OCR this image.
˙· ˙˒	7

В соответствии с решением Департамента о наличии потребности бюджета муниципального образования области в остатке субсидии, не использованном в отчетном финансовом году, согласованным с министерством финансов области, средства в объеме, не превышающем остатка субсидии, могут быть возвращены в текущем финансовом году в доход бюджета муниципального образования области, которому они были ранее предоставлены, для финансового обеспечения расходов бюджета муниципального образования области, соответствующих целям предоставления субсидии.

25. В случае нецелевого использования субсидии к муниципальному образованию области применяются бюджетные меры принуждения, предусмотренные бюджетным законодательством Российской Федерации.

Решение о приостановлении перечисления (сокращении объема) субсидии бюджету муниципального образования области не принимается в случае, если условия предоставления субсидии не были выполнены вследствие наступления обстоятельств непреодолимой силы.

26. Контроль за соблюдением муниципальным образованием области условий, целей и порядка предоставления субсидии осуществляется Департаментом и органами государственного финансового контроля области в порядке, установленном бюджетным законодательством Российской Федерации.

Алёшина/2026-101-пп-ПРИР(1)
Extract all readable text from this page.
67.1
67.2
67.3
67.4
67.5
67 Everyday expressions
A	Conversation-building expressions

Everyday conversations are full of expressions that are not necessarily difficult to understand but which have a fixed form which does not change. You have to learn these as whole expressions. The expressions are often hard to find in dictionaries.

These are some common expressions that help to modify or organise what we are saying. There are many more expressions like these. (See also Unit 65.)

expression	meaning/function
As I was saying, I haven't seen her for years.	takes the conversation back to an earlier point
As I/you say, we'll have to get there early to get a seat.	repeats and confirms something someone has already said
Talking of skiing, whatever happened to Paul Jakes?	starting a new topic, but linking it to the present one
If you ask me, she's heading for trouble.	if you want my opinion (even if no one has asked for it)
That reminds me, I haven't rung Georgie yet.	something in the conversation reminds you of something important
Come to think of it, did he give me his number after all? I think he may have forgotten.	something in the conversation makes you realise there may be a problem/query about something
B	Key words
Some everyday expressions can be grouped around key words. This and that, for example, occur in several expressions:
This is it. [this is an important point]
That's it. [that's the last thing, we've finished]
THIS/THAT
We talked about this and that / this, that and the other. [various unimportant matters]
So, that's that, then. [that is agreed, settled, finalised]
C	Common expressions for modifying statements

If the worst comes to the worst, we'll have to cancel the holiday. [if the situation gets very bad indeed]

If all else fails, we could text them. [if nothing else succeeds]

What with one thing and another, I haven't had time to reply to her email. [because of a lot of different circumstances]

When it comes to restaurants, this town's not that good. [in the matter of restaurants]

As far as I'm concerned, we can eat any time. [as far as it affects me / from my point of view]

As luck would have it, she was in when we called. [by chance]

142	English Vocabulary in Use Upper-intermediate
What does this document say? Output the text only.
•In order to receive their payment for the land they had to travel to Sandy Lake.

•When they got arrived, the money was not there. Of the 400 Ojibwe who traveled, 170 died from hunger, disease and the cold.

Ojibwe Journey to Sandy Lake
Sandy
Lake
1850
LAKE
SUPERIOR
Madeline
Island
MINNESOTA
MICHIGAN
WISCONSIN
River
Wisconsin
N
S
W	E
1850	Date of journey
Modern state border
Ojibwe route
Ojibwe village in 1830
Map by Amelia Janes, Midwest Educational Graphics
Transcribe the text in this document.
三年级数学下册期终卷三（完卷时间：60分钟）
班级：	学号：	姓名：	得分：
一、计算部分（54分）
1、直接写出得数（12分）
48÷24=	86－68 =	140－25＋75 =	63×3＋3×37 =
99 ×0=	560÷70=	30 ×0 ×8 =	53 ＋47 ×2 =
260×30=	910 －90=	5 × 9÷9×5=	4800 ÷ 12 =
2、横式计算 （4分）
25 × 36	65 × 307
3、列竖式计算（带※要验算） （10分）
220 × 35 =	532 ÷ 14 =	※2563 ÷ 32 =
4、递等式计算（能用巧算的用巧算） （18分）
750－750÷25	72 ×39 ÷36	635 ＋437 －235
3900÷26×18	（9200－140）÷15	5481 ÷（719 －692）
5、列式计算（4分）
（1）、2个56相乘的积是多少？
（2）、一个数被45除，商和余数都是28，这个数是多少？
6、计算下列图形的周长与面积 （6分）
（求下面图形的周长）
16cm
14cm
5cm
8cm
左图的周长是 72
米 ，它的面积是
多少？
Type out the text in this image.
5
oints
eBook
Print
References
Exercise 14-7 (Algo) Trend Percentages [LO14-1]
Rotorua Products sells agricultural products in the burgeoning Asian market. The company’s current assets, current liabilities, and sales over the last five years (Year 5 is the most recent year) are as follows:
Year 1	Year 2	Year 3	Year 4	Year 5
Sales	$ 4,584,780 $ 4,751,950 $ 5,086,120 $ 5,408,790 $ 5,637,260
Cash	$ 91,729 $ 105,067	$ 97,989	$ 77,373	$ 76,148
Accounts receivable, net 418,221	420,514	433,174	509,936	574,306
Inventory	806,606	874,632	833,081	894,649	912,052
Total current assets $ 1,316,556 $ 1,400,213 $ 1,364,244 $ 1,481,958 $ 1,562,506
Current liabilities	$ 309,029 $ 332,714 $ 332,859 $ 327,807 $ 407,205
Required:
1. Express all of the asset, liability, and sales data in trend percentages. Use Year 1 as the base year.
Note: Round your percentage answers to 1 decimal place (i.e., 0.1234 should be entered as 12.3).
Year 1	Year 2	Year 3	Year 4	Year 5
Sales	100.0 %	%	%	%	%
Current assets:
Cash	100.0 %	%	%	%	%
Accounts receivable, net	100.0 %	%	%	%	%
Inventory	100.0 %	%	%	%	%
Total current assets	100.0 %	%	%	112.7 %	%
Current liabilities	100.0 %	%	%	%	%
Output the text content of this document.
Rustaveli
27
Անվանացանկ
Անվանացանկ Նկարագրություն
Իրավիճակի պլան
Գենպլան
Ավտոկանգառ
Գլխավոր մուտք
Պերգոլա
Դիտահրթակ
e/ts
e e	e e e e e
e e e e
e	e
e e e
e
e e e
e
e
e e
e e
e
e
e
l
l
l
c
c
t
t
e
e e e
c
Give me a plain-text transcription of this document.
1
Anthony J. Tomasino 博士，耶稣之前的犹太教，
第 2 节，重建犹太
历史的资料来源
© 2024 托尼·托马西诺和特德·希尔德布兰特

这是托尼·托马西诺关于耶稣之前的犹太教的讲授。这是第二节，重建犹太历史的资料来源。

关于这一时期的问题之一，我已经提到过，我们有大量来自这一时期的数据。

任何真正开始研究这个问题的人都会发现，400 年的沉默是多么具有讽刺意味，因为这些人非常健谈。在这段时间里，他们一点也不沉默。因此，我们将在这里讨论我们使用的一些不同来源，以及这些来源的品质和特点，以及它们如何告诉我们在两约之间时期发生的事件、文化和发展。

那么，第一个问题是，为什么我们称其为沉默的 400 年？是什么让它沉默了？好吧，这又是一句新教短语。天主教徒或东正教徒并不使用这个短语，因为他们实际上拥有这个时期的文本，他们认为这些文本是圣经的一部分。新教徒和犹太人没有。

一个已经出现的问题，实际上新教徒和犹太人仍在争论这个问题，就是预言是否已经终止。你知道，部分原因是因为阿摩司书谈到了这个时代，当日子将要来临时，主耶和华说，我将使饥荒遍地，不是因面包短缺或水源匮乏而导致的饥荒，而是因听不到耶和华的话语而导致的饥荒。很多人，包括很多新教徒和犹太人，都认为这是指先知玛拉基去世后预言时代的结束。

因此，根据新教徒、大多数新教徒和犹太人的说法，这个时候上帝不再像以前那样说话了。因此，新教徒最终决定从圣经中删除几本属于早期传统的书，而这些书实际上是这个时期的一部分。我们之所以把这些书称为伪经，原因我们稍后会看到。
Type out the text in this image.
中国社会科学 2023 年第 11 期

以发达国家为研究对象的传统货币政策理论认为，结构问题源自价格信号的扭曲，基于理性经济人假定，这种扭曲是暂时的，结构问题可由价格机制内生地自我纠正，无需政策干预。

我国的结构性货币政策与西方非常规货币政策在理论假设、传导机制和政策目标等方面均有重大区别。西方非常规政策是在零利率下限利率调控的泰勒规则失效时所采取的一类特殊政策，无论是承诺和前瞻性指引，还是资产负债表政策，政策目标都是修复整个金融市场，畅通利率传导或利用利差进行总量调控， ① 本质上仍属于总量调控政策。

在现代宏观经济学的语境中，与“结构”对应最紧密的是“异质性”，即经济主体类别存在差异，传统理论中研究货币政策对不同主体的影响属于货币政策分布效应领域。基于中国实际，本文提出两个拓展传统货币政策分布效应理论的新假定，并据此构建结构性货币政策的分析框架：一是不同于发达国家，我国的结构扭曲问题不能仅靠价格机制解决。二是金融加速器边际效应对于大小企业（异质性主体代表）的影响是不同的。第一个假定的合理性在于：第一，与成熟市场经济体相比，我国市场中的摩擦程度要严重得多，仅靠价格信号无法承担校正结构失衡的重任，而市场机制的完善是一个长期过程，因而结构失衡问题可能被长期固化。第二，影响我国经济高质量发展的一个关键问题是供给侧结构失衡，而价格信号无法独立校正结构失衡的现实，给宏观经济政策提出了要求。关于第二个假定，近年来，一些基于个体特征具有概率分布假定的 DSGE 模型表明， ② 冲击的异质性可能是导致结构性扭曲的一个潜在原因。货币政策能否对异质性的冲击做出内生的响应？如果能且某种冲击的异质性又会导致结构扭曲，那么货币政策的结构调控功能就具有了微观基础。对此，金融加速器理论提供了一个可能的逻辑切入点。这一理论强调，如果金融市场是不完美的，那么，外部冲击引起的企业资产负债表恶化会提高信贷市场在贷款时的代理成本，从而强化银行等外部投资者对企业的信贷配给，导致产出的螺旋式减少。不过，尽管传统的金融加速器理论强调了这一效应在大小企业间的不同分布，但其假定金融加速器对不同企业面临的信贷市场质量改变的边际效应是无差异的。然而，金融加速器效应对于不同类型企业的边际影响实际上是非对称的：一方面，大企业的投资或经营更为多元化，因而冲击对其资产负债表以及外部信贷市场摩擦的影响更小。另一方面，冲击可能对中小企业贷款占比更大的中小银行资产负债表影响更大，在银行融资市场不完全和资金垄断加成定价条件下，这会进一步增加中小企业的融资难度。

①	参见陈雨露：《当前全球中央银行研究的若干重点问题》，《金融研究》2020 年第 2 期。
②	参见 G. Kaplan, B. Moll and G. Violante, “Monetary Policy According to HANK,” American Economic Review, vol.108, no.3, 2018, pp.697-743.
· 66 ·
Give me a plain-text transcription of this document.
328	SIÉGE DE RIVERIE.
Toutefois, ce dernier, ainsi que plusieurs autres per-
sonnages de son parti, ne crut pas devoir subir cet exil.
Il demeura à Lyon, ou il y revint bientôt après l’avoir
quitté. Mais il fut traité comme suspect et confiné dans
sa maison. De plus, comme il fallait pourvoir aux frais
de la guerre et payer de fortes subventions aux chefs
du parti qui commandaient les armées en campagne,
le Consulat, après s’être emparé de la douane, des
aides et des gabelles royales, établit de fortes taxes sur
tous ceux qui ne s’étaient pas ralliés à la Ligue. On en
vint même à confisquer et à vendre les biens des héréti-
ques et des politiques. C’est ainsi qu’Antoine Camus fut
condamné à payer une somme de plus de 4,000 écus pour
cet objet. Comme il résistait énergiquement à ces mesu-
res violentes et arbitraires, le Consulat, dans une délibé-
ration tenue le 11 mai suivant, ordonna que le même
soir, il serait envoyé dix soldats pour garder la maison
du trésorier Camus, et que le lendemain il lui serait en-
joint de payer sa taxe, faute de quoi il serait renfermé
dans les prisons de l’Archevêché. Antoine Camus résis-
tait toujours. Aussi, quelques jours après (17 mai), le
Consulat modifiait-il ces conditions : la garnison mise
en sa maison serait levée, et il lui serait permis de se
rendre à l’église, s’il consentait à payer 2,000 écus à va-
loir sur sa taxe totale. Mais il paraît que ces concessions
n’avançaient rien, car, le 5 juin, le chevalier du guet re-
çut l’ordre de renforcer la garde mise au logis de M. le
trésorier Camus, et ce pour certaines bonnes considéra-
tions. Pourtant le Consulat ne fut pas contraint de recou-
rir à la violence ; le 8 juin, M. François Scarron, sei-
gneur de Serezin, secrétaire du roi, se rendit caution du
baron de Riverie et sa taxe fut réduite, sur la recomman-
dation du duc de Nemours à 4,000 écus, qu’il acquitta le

### [Task objective]
Search the preceding listing for "saying" and extract every line where it is found.

### [Response]
These are some common expressions that help to modify or organise what we are saying. There are many more expressions like these. (See also Unit 65.)
As I was saying, I haven't seen her for years.	takes the conversation back to an earlier point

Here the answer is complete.